### PROBLEM DETAILS
Look for the string "name" in the lines and copy each line that has it.

══ RECORDS PROVIDED

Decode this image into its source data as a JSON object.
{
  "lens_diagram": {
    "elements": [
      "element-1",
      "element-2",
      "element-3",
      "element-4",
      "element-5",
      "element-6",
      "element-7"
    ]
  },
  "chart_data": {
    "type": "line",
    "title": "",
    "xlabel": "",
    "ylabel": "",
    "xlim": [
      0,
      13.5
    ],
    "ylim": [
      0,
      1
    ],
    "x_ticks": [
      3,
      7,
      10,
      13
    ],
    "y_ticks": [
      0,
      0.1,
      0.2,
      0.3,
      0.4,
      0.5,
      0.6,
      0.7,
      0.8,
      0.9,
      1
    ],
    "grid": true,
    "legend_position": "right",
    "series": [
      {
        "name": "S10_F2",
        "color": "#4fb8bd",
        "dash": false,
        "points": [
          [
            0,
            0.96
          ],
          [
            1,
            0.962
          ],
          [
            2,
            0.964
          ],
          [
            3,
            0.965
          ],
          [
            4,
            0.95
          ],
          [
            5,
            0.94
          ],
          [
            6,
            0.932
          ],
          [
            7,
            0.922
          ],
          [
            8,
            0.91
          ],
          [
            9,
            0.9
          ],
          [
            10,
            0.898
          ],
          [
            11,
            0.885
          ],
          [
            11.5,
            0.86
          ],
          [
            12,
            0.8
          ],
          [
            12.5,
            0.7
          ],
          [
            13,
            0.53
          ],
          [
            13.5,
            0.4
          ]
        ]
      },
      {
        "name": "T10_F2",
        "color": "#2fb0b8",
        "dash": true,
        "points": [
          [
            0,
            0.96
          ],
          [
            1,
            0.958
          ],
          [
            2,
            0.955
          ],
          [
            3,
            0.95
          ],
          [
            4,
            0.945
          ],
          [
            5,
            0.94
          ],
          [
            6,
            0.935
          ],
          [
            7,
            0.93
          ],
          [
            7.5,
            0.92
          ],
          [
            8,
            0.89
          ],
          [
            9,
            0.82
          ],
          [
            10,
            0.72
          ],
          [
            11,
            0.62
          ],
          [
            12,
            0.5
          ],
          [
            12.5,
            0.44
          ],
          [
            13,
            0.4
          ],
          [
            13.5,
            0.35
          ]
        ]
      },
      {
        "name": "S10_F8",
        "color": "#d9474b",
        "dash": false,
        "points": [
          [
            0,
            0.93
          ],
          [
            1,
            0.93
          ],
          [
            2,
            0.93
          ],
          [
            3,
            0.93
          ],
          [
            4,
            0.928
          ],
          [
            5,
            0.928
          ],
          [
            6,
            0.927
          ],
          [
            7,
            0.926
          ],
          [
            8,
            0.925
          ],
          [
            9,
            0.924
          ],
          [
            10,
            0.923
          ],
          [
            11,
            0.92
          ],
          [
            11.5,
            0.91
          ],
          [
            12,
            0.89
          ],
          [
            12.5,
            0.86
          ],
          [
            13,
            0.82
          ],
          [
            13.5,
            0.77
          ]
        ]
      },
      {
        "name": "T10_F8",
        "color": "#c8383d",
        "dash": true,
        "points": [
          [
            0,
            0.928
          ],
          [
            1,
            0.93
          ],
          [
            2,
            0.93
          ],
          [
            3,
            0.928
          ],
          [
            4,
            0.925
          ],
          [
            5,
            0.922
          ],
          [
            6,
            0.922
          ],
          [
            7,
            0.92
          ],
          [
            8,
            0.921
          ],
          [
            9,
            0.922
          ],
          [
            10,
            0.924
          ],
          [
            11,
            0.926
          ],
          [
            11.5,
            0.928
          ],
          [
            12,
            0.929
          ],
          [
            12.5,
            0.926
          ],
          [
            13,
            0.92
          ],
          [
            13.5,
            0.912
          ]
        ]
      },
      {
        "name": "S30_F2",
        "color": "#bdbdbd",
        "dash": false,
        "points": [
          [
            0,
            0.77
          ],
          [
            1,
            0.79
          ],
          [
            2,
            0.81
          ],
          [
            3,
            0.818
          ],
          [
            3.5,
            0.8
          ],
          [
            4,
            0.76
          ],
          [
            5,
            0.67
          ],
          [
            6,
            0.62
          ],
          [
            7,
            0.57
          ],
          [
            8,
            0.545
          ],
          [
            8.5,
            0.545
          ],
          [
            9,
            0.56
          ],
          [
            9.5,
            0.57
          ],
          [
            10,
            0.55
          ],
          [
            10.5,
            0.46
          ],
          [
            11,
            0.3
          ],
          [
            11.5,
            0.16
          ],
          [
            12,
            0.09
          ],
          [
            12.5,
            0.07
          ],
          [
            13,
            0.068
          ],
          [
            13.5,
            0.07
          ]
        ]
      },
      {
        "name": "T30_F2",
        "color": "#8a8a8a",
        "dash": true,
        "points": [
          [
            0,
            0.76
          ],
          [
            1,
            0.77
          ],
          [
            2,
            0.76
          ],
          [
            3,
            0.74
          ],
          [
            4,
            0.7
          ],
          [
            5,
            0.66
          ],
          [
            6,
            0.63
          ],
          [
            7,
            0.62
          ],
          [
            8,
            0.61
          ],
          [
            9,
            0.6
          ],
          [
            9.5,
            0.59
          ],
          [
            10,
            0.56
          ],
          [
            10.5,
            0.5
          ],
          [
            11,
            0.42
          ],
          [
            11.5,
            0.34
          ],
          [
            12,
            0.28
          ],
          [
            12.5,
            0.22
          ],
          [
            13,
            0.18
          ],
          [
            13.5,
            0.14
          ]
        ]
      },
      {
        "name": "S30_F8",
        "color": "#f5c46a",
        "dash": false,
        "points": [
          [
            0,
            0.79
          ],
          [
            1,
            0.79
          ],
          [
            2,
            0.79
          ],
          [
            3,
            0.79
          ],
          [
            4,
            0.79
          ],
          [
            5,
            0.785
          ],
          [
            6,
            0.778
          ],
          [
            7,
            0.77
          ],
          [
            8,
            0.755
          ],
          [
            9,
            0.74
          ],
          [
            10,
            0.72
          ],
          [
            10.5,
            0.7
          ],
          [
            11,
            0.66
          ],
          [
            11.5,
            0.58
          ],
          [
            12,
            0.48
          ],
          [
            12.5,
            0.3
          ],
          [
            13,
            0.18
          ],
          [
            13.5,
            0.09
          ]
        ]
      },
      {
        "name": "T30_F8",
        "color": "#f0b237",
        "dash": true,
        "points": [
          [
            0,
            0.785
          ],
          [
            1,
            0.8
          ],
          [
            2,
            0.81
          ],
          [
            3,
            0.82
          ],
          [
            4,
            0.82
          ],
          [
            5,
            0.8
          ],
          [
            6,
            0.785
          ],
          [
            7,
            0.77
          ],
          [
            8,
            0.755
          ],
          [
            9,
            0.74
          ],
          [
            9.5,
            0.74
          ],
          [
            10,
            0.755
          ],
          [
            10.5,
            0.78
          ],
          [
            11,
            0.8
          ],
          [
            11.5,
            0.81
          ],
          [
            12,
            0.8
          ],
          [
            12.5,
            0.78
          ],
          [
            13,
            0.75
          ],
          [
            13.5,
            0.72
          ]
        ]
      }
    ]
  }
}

════

### ANSWER
        "name": "S10_F2",
        "name": "T10_F2",
        "name": "S10_F8",
        "name": "T10_F8",
        "name": "S30_F2",
        "name": "T30_F2",
        "name": "S30_F8",
        "name": "T30_F8",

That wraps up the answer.